Items from a dataset:
(begin)
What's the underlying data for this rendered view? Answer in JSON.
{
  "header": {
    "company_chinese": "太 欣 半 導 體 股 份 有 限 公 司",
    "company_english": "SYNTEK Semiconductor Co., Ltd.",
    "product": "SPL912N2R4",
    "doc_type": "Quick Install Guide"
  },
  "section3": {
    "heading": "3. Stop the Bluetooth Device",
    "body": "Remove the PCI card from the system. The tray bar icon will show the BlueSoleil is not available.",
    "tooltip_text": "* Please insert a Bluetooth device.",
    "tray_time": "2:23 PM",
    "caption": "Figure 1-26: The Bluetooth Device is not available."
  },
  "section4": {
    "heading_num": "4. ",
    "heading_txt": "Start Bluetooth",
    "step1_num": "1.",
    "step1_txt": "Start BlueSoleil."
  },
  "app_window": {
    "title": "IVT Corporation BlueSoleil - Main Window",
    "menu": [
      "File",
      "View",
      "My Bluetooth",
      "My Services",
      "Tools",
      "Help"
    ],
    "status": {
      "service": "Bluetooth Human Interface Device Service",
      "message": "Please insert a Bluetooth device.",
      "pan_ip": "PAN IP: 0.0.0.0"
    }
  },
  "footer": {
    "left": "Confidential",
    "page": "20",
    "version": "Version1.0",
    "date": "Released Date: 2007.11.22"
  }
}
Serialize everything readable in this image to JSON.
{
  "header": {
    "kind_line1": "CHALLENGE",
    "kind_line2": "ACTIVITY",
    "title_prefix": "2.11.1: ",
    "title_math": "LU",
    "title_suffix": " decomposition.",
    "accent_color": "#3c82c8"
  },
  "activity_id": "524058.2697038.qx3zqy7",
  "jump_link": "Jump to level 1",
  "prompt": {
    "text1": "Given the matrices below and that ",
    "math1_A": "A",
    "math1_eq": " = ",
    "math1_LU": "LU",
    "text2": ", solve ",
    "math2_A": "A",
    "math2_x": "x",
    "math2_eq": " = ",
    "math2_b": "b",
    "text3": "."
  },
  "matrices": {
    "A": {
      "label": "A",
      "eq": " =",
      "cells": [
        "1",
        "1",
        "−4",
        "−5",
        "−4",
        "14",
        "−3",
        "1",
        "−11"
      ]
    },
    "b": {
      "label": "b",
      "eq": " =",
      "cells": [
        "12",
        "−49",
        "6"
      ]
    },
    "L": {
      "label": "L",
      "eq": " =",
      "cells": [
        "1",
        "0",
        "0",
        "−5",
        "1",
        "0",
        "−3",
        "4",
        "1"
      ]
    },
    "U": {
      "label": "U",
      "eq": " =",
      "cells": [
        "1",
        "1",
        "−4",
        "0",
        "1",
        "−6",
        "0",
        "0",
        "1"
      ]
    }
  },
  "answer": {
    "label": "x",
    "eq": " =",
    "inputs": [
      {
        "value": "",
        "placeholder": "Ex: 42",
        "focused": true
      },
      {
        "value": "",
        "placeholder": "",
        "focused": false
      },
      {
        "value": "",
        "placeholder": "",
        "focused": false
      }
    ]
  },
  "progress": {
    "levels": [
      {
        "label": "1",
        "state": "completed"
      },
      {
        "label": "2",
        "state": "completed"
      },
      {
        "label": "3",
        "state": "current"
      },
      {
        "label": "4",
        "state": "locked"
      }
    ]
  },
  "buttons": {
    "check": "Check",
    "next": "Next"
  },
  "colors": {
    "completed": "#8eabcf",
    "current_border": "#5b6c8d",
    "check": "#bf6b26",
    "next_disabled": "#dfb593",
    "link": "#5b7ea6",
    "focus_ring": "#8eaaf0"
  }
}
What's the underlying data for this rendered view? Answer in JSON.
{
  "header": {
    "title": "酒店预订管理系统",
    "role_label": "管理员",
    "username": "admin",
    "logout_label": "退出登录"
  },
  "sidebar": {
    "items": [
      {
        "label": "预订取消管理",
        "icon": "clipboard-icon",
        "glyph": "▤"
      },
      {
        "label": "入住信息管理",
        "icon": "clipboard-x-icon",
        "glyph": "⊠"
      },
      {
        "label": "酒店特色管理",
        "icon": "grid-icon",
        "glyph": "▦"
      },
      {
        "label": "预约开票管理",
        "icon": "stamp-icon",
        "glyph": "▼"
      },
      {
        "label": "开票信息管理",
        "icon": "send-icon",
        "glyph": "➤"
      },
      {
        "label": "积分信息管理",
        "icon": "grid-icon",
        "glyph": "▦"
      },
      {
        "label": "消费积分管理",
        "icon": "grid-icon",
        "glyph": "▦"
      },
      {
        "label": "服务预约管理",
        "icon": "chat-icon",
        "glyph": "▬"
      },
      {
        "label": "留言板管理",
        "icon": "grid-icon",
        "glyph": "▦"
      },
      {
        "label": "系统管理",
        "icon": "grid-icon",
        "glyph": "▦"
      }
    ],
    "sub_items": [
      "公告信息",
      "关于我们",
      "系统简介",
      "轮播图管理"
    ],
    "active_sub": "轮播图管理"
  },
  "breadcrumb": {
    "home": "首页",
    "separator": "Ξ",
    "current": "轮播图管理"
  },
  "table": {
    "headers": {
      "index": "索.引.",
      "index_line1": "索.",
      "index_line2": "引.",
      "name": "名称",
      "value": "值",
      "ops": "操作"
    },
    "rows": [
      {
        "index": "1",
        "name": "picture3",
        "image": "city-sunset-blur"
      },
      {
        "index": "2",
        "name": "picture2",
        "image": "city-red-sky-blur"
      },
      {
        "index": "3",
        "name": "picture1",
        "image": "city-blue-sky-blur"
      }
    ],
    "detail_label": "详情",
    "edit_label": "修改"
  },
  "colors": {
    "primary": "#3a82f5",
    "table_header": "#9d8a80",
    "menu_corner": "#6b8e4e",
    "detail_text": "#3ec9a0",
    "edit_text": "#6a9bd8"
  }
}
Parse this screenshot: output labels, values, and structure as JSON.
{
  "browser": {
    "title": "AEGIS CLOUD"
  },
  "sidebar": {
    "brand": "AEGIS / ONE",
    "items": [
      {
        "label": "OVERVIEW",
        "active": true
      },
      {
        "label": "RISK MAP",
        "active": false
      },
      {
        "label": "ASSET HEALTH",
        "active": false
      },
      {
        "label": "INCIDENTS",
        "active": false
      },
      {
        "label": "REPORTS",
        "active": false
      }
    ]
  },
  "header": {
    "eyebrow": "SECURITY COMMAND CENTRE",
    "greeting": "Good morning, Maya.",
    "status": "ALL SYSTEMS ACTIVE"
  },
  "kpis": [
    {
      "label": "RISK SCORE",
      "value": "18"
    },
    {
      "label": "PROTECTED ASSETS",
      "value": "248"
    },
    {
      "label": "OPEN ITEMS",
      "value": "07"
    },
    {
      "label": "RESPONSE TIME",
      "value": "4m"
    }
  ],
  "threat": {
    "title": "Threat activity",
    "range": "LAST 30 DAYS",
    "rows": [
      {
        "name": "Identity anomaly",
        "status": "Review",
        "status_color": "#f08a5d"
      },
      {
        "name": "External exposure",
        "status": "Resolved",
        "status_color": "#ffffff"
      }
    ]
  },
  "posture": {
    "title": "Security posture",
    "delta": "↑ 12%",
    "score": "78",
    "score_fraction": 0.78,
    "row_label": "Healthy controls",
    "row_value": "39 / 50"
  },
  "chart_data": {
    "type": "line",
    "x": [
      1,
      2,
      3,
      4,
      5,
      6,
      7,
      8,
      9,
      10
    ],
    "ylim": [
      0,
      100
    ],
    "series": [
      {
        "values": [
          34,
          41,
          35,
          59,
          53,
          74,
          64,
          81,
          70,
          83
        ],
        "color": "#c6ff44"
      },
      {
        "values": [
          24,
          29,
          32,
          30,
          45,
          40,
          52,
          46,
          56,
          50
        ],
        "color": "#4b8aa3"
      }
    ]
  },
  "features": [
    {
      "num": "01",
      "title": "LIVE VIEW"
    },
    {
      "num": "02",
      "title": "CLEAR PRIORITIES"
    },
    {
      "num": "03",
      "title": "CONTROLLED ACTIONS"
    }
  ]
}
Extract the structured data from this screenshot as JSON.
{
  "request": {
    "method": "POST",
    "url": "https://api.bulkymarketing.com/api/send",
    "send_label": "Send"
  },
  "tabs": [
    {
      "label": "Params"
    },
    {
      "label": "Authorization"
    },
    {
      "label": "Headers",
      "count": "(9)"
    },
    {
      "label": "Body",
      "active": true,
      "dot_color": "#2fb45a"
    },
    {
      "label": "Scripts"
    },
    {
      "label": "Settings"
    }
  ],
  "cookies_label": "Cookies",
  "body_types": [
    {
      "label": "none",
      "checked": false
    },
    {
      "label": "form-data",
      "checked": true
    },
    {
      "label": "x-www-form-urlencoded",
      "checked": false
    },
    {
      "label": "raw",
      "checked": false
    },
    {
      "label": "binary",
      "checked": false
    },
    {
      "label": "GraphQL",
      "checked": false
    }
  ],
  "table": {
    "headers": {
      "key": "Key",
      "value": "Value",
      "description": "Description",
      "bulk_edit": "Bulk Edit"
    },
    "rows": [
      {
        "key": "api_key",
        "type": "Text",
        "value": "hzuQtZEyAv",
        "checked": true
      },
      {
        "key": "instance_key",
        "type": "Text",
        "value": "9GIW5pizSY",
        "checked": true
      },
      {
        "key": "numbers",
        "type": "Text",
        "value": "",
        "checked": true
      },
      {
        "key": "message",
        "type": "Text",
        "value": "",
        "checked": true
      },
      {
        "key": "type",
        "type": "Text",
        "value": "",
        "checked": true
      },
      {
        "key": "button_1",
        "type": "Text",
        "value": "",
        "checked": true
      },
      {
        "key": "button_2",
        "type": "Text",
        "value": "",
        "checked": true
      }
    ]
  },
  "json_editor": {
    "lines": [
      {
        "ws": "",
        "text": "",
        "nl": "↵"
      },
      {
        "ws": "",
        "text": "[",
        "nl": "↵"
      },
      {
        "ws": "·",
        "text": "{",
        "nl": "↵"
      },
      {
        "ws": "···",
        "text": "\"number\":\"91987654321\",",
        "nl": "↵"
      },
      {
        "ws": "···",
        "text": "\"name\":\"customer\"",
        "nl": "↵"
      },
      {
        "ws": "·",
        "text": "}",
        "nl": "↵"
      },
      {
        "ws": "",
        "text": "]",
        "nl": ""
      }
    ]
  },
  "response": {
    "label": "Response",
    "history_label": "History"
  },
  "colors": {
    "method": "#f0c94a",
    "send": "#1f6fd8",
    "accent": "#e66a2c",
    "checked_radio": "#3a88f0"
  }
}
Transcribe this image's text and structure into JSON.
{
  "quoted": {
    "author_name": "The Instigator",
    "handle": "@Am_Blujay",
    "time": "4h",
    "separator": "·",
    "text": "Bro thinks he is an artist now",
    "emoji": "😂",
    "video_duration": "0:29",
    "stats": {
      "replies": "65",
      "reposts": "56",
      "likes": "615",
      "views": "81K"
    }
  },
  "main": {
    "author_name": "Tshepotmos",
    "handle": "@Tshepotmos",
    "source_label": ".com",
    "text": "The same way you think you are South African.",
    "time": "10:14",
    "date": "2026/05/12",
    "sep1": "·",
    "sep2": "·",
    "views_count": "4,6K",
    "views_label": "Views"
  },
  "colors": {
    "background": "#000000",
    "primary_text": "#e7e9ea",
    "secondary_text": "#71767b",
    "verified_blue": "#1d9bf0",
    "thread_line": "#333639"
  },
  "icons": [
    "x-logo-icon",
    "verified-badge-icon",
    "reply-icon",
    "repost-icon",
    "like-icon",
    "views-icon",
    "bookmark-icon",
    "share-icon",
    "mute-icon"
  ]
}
(end)
▸ **What is needed**
Look above for lines with the word "message" and copy them all.

▸ **Solution to this problem**
      "message": "Please insert a Bluetooth device.",
        "key": "message",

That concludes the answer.